▶ PROBLEM TO SOLVE: Go through the material and pull out every line with the string "холодної" in it.

++++ RECORDS FOR PROCESSING

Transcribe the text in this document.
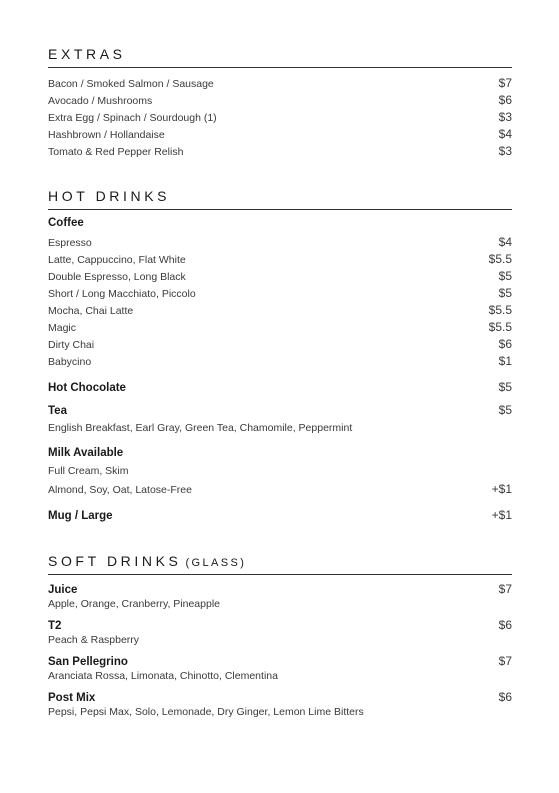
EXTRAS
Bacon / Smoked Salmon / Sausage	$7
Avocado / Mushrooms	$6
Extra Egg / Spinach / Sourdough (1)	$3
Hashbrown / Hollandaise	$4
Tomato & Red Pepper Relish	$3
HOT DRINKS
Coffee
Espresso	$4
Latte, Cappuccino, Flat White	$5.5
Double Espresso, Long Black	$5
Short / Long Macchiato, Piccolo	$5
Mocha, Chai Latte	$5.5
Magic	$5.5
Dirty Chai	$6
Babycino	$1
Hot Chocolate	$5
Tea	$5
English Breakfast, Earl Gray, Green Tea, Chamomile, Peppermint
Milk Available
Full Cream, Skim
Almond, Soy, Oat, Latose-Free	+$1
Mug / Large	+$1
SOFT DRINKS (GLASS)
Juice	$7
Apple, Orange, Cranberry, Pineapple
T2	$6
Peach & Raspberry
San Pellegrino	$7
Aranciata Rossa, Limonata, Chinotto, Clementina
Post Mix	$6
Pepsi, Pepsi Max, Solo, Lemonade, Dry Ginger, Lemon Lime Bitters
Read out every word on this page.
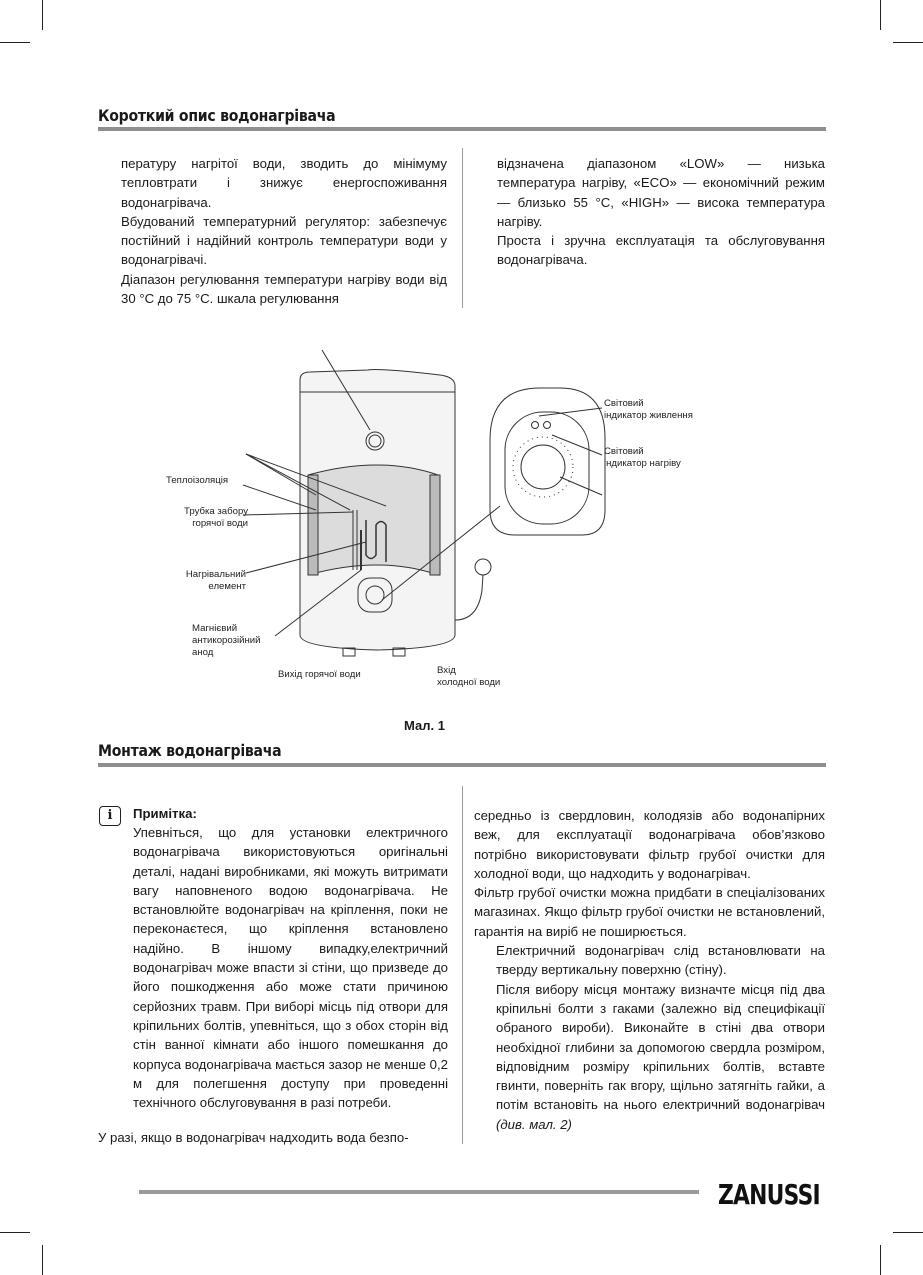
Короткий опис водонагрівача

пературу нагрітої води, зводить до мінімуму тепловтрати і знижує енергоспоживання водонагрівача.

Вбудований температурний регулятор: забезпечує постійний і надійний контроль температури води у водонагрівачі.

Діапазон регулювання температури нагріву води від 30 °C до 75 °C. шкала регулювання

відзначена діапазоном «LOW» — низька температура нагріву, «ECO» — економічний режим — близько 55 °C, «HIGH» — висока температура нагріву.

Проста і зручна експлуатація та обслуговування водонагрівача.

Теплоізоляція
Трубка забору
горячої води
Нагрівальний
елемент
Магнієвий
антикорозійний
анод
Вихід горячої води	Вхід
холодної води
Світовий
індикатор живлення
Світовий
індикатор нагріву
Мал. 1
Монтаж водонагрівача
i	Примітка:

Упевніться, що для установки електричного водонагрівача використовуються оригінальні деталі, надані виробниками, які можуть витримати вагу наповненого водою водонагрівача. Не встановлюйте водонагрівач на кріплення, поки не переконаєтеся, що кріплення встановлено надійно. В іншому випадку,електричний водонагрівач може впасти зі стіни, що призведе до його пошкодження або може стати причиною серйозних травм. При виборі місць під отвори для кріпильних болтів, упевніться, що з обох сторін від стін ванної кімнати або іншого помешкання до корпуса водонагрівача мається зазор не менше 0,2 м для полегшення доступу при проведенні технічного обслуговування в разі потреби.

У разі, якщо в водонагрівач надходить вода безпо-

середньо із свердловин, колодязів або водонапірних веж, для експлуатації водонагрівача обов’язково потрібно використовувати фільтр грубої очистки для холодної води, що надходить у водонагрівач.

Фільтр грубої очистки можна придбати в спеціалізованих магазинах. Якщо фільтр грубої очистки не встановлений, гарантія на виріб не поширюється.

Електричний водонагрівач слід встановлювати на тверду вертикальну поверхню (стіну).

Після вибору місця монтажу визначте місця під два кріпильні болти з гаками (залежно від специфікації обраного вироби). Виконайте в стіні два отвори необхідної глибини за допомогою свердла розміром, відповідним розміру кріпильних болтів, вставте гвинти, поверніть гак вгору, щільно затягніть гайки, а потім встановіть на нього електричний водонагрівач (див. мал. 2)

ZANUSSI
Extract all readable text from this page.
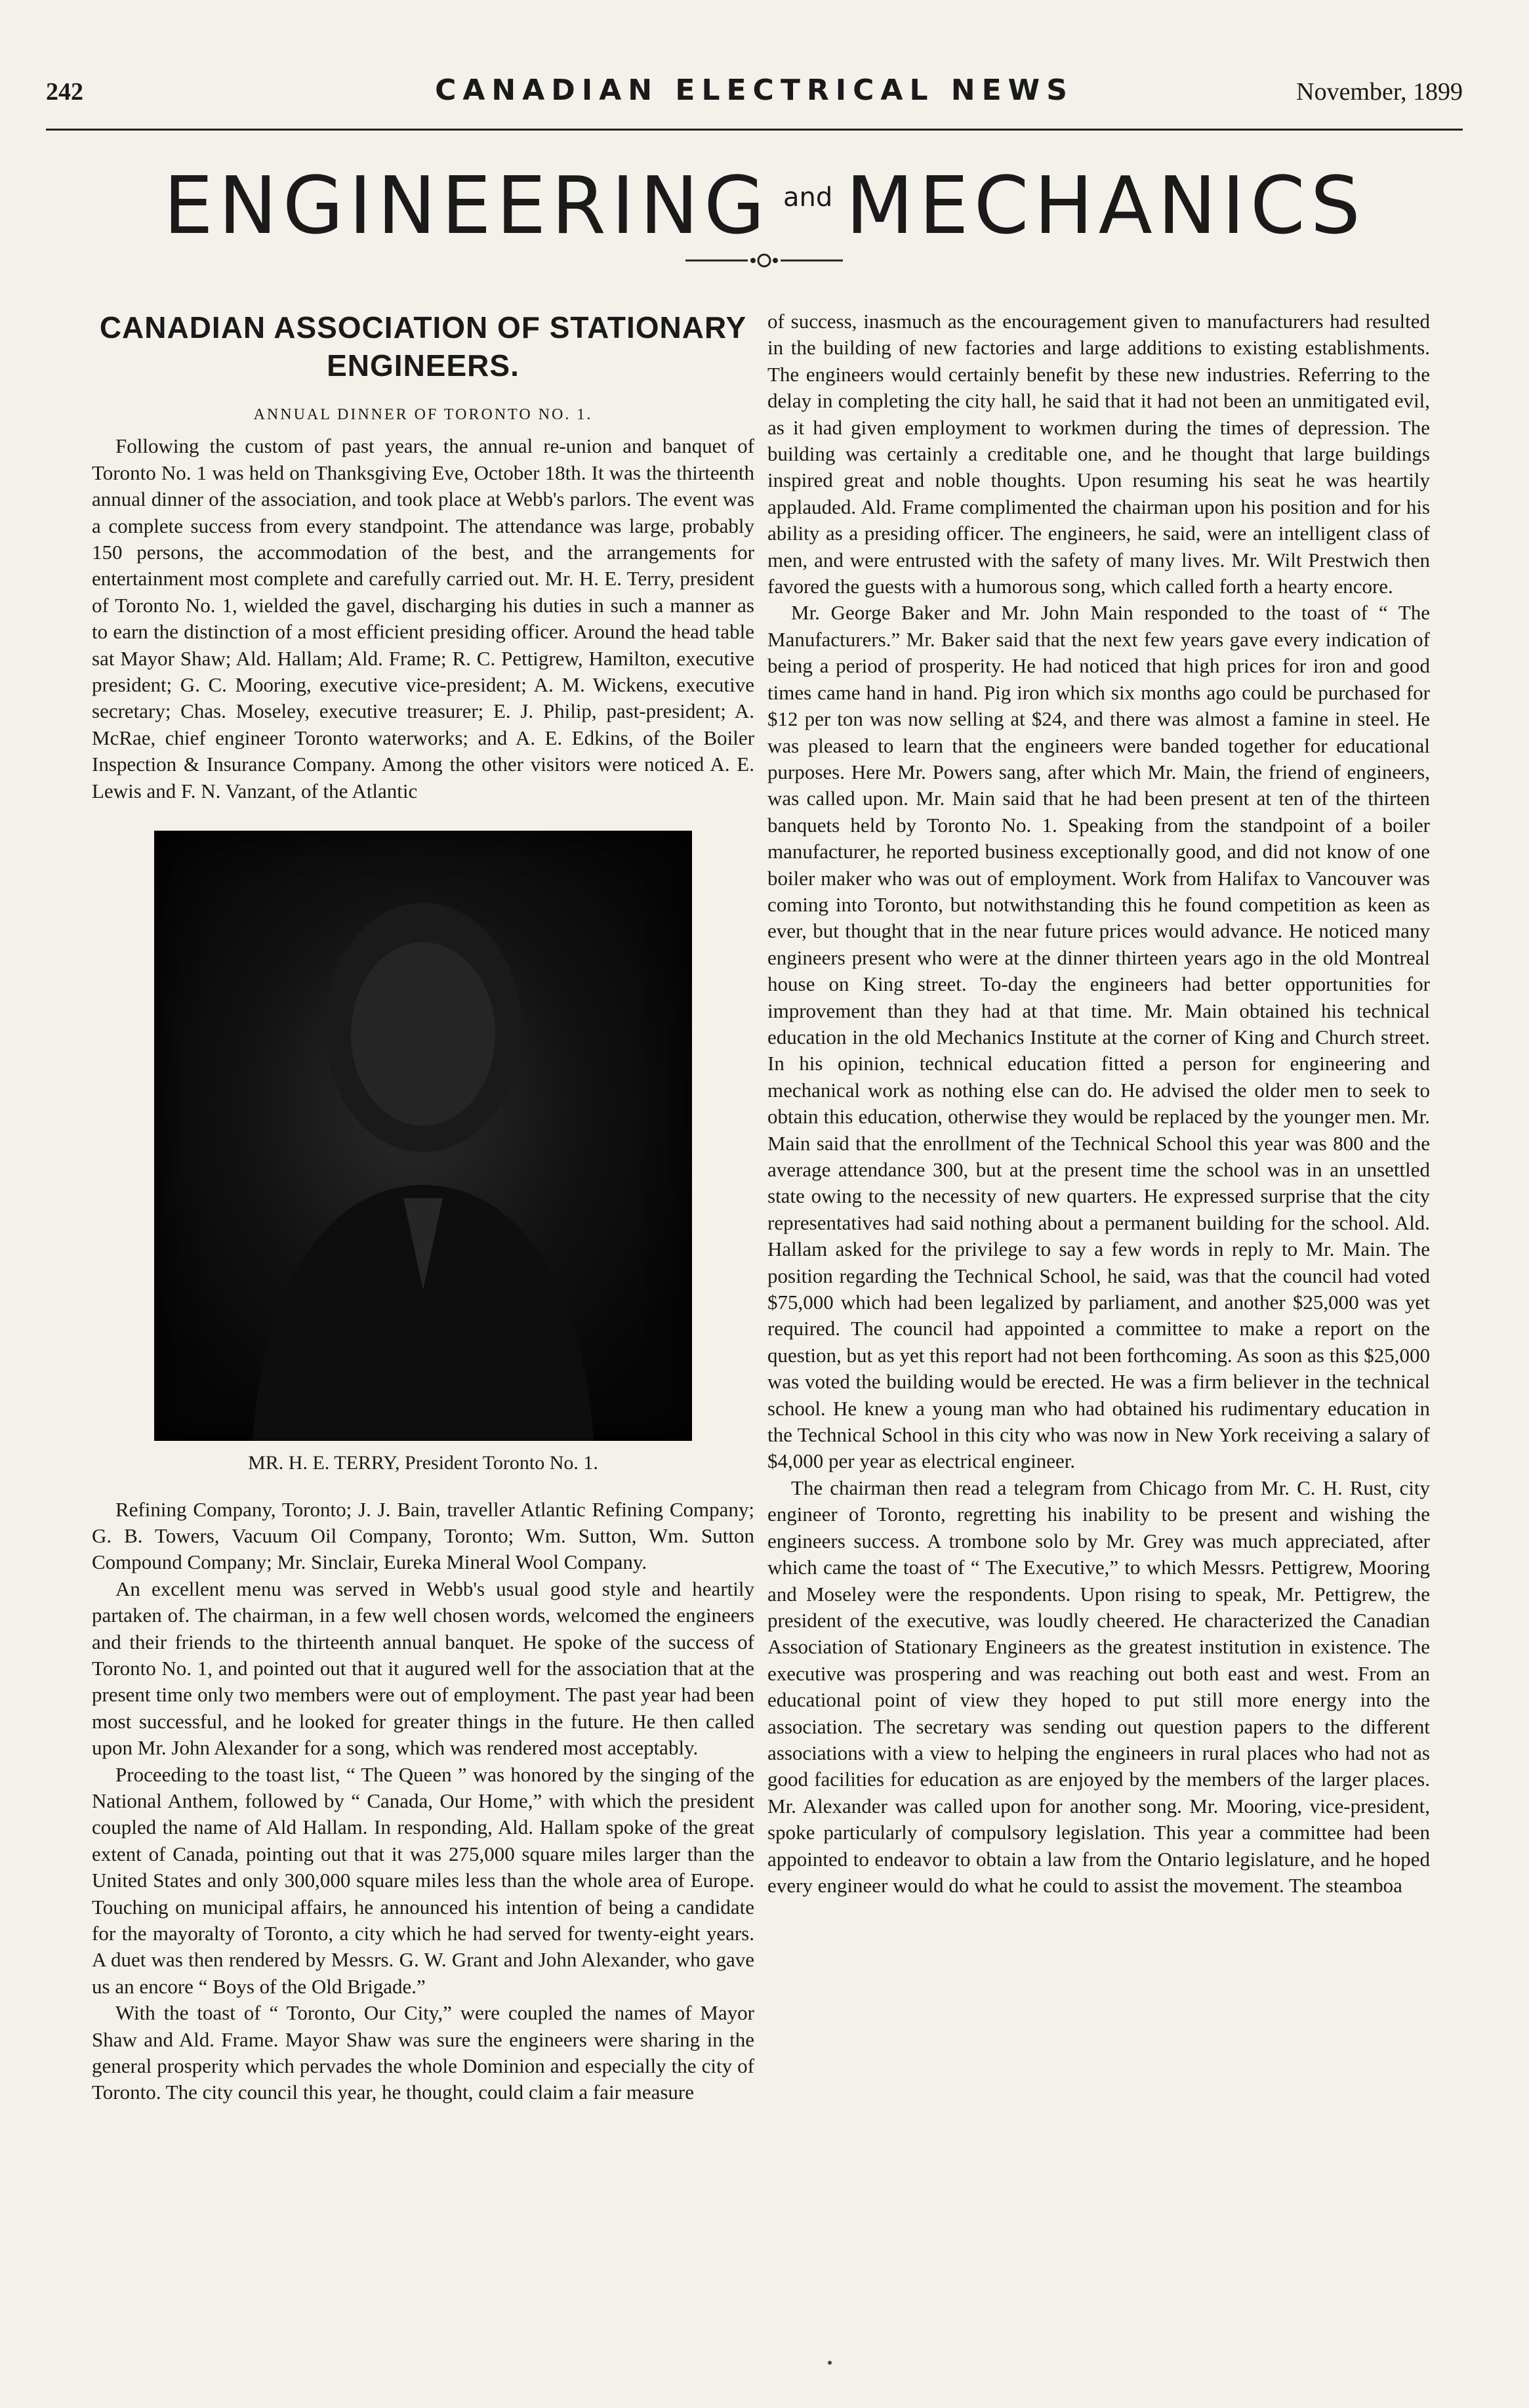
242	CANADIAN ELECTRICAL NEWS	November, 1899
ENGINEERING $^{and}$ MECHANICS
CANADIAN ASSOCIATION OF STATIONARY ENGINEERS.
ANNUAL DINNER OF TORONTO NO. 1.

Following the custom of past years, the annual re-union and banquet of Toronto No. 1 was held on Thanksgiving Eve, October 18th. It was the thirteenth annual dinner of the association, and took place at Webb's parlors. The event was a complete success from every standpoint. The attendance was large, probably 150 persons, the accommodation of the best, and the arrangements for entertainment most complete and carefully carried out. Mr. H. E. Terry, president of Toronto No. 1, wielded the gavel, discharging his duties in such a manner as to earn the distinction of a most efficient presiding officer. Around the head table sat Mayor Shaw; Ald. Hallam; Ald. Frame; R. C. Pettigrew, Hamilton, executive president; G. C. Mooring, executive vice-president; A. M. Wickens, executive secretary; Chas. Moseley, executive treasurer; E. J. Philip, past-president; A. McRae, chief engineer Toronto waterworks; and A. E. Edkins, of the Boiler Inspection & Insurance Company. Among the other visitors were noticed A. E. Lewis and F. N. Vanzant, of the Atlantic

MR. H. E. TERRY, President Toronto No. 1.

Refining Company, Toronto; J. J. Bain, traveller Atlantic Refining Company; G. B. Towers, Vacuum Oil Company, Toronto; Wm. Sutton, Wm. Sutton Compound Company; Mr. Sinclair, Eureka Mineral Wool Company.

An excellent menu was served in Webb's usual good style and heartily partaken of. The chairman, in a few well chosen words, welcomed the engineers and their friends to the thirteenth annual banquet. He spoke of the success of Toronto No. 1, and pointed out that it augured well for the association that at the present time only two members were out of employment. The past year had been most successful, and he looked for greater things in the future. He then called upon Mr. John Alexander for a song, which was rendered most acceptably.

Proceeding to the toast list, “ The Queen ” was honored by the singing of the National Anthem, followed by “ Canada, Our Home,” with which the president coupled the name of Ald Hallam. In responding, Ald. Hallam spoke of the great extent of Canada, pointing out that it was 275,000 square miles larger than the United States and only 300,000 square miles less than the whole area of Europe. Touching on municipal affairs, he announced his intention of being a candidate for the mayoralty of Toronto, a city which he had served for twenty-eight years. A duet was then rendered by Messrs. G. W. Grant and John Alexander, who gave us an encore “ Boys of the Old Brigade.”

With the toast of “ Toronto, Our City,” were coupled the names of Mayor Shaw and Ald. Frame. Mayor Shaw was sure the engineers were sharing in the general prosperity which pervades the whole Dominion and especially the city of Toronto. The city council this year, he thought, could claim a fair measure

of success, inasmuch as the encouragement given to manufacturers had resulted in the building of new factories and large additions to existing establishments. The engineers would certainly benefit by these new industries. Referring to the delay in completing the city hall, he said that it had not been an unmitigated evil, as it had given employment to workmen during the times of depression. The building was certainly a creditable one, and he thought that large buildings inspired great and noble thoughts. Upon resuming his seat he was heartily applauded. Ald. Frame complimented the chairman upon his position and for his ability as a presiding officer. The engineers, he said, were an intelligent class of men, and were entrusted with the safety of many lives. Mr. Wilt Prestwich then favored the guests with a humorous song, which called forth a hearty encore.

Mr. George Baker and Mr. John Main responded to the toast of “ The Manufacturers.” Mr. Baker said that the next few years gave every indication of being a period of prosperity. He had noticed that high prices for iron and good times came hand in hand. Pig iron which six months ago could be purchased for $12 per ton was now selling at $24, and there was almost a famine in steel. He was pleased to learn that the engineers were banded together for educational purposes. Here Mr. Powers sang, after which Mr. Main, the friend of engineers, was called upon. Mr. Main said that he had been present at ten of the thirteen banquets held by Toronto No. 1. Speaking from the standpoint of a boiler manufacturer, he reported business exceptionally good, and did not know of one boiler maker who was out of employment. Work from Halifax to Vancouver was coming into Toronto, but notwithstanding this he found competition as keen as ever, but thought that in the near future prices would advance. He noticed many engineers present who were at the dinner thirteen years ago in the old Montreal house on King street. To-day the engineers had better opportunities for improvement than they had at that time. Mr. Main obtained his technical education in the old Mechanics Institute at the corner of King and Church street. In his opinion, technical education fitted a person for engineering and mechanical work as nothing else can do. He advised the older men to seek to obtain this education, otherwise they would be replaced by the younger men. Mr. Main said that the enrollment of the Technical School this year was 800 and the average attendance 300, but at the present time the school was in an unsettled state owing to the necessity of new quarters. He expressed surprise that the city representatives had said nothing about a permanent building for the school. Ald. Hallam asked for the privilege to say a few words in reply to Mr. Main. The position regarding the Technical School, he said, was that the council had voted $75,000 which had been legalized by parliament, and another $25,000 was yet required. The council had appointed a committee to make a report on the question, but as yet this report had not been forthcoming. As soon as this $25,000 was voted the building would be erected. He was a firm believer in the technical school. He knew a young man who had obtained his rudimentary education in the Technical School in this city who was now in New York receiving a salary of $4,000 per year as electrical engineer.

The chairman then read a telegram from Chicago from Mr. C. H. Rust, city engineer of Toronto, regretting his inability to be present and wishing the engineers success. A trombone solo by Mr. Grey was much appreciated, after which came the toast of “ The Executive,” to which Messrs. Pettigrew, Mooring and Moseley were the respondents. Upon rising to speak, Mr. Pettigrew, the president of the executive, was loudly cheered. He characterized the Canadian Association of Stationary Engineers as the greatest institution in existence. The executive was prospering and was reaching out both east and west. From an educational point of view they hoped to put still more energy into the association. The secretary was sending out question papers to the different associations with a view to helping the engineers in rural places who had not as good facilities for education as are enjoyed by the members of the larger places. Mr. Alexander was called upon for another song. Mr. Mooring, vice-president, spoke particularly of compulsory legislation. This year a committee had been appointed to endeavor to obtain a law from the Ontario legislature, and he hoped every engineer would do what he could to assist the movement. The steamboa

++++++++

▶ EXERCISE SOLUTION:
холодної води
середньо із свердловин, колодязів або водонапірних веж, для експлуатації водонагрівача обов’язково потрібно використовувати фільтр грубої очистки для холодної води, що надходить у водонагрівач.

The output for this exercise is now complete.